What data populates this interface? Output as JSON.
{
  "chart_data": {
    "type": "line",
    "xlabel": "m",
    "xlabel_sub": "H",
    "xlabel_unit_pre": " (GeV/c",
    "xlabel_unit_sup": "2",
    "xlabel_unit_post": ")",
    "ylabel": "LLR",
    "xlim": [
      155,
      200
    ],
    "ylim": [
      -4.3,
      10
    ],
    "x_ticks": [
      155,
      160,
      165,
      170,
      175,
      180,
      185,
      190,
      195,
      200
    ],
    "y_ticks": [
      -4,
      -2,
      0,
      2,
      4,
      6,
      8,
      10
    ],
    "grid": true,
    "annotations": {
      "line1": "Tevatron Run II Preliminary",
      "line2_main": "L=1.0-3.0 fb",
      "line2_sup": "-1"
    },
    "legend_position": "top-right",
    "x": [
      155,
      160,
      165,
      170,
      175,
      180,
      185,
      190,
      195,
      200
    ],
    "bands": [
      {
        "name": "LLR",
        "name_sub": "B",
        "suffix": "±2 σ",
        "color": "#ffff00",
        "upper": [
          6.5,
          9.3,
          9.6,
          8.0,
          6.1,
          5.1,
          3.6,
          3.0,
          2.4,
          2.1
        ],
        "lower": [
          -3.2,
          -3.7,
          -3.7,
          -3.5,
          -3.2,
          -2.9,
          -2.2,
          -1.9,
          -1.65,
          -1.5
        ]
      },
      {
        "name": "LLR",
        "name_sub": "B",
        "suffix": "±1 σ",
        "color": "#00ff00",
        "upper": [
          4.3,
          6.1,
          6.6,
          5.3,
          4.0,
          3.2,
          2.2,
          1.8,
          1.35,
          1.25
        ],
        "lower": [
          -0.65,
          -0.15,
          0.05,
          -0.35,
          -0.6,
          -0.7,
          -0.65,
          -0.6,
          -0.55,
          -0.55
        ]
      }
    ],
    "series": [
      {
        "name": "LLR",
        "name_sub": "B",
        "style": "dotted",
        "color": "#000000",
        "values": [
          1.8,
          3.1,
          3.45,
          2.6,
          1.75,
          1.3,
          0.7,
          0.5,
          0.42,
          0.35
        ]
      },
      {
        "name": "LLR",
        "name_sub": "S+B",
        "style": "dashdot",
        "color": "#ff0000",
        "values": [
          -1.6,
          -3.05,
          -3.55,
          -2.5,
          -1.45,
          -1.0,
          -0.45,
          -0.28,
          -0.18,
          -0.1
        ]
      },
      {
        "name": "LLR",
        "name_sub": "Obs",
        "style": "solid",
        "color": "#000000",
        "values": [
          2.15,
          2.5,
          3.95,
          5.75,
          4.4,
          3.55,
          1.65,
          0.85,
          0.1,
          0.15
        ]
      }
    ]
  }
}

----

■ WHAT TO DO: Retype the material above, line by line, exactly.

■ WORKED SOLUTION:
What data populates this interface? Output as JSON.
{
  "chart_data": {
    "type": "line",
    "xlabel": "m",
    "xlabel_sub": "H",
    "xlabel_unit_pre": " (GeV/c",
    "xlabel_unit_sup": "2",
    "xlabel_unit_post": ")",
    "ylabel": "LLR",
    "xlim": [
      155,
      200
    ],
    "ylim": [
      -4.3,
      10
    ],
    "x_ticks": [
      155,
      160,
      165,
      170,
      175,
      180,
      185,
      190,
      195,
      200
    ],
    "y_ticks": [
      -4,
      -2,
      0,
      2,
      4,
      6,
      8,
      10
    ],
    "grid": true,
    "annotations": {
      "line1": "Tevatron Run II Preliminary",
      "line2_main": "L=1.0-3.0 fb",
      "line2_sup": "-1"
    },
    "legend_position": "top-right",
    "x": [
      155,
      160,
      165,
      170,
      175,
      180,
      185,
      190,
      195,
      200
    ],
    "bands": [
      {
        "name": "LLR",
        "name_sub": "B",
        "suffix": "±2 σ",
        "color": "#ffff00",
        "upper": [
          6.5,
          9.3,
          9.6,
          8.0,
          6.1,
          5.1,
          3.6,
          3.0,
          2.4,
          2.1
        ],
        "lower": [
          -3.2,
          -3.7,
          -3.7,
          -3.5,
          -3.2,
          -2.9,
          -2.2,
          -1.9,
          -1.65,
          -1.5
        ]
      },
      {
        "name": "LLR",
        "name_sub": "B",
        "suffix": "±1 σ",
        "color": "#00ff00",
        "upper": [
          4.3,
          6.1,
          6.6,
          5.3,
          4.0,
          3.2,
          2.2,
          1.8,
          1.35,
          1.25
        ],
        "lower": [
          -0.65,
          -0.15,
          0.05,
          -0.35,
          -0.6,
          -0.7,
          -0.65,
          -0.6,
          -0.55,
          -0.55
        ]
      }
    ],
    "series": [
      {
        "name": "LLR",
        "name_sub": "B",
        "style": "dotted",
        "color": "#000000",
        "values": [
          1.8,
          3.1,
          3.45,
          2.6,
          1.75,
          1.3,
          0.7,
          0.5,
          0.42,
          0.35
        ]
      },
      {
        "name": "LLR",
        "name_sub": "S+B",
        "style": "dashdot",
        "color": "#ff0000",
        "values": [
          -1.6,
          -3.05,
          -3.55,
          -2.5,
          -1.45,
          -1.0,
          -0.45,
          -0.28,
          -0.18,
          -0.1
        ]
      },
      {
        "name": "LLR",
        "name_sub": "Obs",
        "style": "solid",
        "color": "#000000",
        "values": [
          2.15,
          2.5,
          3.95,
          5.75,
          4.4,
          3.55,
          1.65,
          0.85,
          0.1,
          0.15
        ]
      }
    ]
  }
}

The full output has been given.